# Problem to work on
Without the images, write out all of the following entries exactly.

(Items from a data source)
__________

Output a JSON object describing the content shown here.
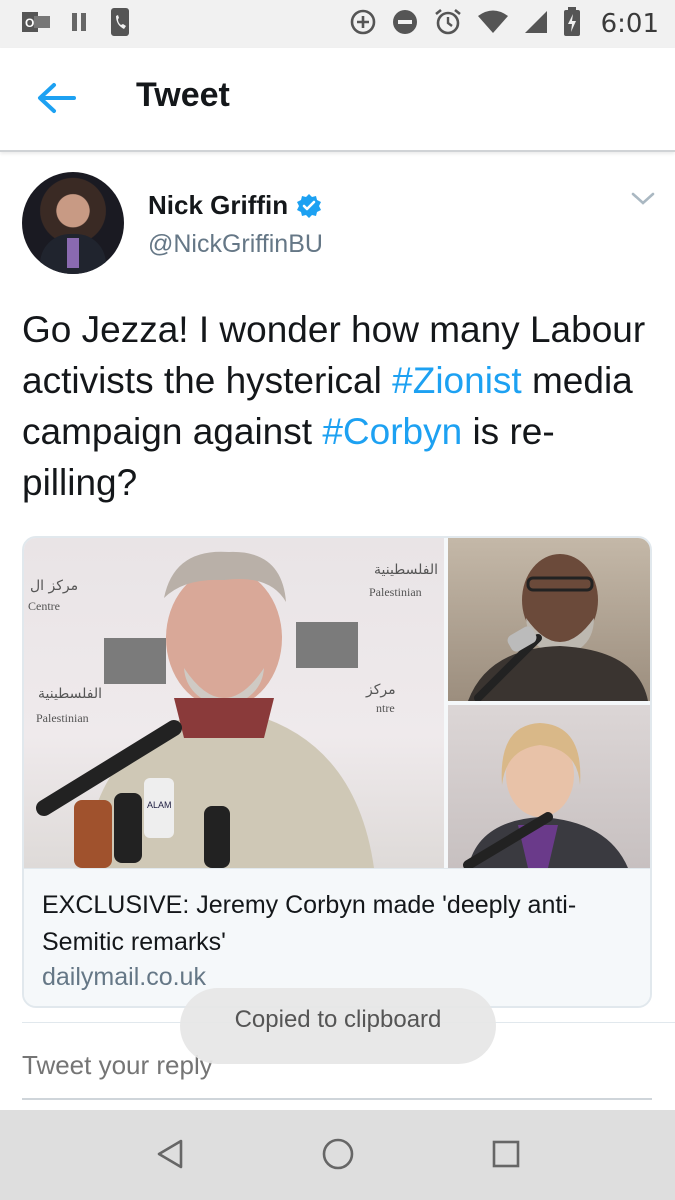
{
  "status_bar": {
    "time": "6:01",
    "left_icons": [
      "outlook-icon",
      "pause-icon",
      "phone-icon"
    ],
    "right_icons": [
      "data-saver-icon",
      "do-not-disturb-icon",
      "alarm-icon",
      "wifi-icon",
      "signal-icon",
      "battery-charging-icon"
    ]
  },
  "appbar": {
    "title": "Tweet",
    "back_icon": "arrow-left-icon"
  },
  "tweet": {
    "user": {
      "name": "Nick Griffin",
      "handle": "@NickGriffinBU",
      "verified": true
    },
    "text_parts": [
      "Go Jezza! I wonder how many Labour activists the hysterical ",
      "#Zionist",
      " media campaign against ",
      "#Corbyn",
      " is re-pilling?"
    ],
    "card": {
      "title": "EXCLUSIVE: Jeremy Corbyn made 'deeply anti-Semitic remarks'",
      "domain": "dailymail.co.uk",
      "photo_text": {
        "banner_ar_left": "مركز ال",
        "banner_centre": "Centre",
        "banner_palestinian": "Palestinian",
        "banner_ar_mid": "الفلسطينية",
        "banner_ar_right": "مركز",
        "banner_ntre": "ntre",
        "mic_label": "ALAM"
      }
    }
  },
  "reply": {
    "placeholder": "Tweet your reply"
  },
  "toast": {
    "text": "Copied to clipboard"
  },
  "colors": {
    "accent": "#1da1f2",
    "text": "#14171a",
    "muted": "#657786"
  }
}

__________

# Answer to this task
Output a JSON object describing the content shown here.
{
  "status_bar": {
    "time": "6:01",
    "left_icons": [
      "outlook-icon",
      "pause-icon",
      "phone-icon"
    ],
    "right_icons": [
      "data-saver-icon",
      "do-not-disturb-icon",
      "alarm-icon",
      "wifi-icon",
      "signal-icon",
      "battery-charging-icon"
    ]
  },
  "appbar": {
    "title": "Tweet",
    "back_icon": "arrow-left-icon"
  },
  "tweet": {
    "user": {
      "name": "Nick Griffin",
      "handle": "@NickGriffinBU",
      "verified": true
    },
    "text_parts": [
      "Go Jezza! I wonder how many Labour activists the hysterical ",
      "#Zionist",
      " media campaign against ",
      "#Corbyn",
      " is re-pilling?"
    ],
    "card": {
      "title": "EXCLUSIVE: Jeremy Corbyn made 'deeply anti-Semitic remarks'",
      "domain": "dailymail.co.uk",
      "photo_text": {
        "banner_ar_left": "مركز ال",
        "banner_centre": "Centre",
        "banner_palestinian": "Palestinian",
        "banner_ar_mid": "الفلسطينية",
        "banner_ar_right": "مركز",
        "banner_ntre": "ntre",
        "mic_label": "ALAM"
      }
    }
  },
  "reply": {
    "placeholder": "Tweet your reply"
  },
  "toast": {
    "text": "Copied to clipboard"
  },
  "colors": {
    "accent": "#1da1f2",
    "text": "#14171a",
    "muted": "#657786"
  }
}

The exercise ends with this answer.